### CHALLENGE
Transcribe every line of the listing below without any deviation.

── TASK INPUTS

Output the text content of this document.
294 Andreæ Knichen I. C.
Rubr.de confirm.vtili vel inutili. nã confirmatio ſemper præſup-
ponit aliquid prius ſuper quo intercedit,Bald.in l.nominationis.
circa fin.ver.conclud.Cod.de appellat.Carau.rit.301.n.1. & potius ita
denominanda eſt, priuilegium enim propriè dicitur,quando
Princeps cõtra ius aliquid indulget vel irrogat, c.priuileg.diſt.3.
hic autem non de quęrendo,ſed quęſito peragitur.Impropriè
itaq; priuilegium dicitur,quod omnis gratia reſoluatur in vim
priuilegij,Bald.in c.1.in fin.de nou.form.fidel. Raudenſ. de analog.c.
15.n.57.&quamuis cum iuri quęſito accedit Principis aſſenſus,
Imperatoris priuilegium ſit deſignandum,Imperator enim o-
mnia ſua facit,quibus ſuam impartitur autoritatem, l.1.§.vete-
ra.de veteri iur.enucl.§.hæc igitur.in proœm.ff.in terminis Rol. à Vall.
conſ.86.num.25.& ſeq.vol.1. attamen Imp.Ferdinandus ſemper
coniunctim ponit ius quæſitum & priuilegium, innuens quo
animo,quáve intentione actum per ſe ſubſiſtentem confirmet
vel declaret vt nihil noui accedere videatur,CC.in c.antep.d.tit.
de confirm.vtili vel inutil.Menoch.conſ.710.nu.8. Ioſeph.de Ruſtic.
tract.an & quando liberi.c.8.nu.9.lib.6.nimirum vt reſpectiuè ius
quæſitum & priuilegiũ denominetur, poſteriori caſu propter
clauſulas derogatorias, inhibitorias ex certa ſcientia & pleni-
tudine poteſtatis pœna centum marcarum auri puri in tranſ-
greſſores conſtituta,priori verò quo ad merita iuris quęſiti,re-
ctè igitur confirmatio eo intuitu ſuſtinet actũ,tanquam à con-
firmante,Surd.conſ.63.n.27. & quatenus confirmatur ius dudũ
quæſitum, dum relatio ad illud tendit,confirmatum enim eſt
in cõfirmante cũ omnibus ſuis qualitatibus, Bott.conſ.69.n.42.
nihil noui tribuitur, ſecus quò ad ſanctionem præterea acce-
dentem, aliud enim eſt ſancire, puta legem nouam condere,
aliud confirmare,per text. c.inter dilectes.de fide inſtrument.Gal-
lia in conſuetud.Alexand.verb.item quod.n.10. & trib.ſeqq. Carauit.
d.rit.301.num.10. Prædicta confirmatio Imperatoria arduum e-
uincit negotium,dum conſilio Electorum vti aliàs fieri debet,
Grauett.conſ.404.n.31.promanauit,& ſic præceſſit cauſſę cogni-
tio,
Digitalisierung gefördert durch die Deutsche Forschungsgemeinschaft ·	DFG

────

### TASK RESPONSE
Output the text content of this document.
294 Andreæ Knichen I. C.
Rubr.de confirm.vtili vel inutili. nã confirmatio ſemper præſup-
ponit aliquid prius ſuper quo intercedit,Bald.in l.nominationis.
circa fin.ver.conclud.Cod.de appellat.Carau.rit.301.n.1. & potius ita
denominanda eſt, priuilegium enim propriè dicitur,quando
Princeps cõtra ius aliquid indulget vel irrogat, c.priuileg.diſt.3.
hic autem non de quęrendo,ſed quęſito peragitur.Impropriè
itaq; priuilegium dicitur,quod omnis gratia reſoluatur in vim
priuilegij,Bald.in c.1.in fin.de nou.form.fidel. Raudenſ. de analog.c.
15.n.57.&quamuis cum iuri quęſito accedit Principis aſſenſus,
Imperatoris priuilegium ſit deſignandum,Imperator enim o-
mnia ſua facit,quibus ſuam impartitur autoritatem, l.1.§.vete-
ra.de veteri iur.enucl.§.hæc igitur.in proœm.ff.in terminis Rol. à Vall.
conſ.86.num.25.& ſeq.vol.1. attamen Imp.Ferdinandus ſemper
coniunctim ponit ius quæſitum & priuilegium, innuens quo
animo,quáve intentione actum per ſe ſubſiſtentem confirmet
vel declaret vt nihil noui accedere videatur,CC.in c.antep.d.tit.
de confirm.vtili vel inutil.Menoch.conſ.710.nu.8. Ioſeph.de Ruſtic.
tract.an & quando liberi.c.8.nu.9.lib.6.nimirum vt reſpectiuè ius
quæſitum & priuilegiũ denominetur, poſteriori caſu propter
clauſulas derogatorias, inhibitorias ex certa ſcientia & pleni-
tudine poteſtatis pœna centum marcarum auri puri in tranſ-
greſſores conſtituta,priori verò quo ad merita iuris quęſiti,re-
ctè igitur confirmatio eo intuitu ſuſtinet actũ,tanquam à con-
firmante,Surd.conſ.63.n.27. & quatenus confirmatur ius dudũ
quæſitum, dum relatio ad illud tendit,confirmatum enim eſt
in cõfirmante cũ omnibus ſuis qualitatibus, Bott.conſ.69.n.42.
nihil noui tribuitur, ſecus quò ad ſanctionem præterea acce-
dentem, aliud enim eſt ſancire, puta legem nouam condere,
aliud confirmare,per text. c.inter dilectes.de fide inſtrument.Gal-
lia in conſuetud.Alexand.verb.item quod.n.10. & trib.ſeqq. Carauit.
d.rit.301.num.10. Prædicta confirmatio Imperatoria arduum e-
uincit negotium,dum conſilio Electorum vti aliàs fieri debet,
Grauett.conſ.404.n.31.promanauit,& ſic præceſſit cauſſę cogni-
tio,
Digitalisierung gefördert durch die Deutsche Forschungsgemeinschaft ·	DFG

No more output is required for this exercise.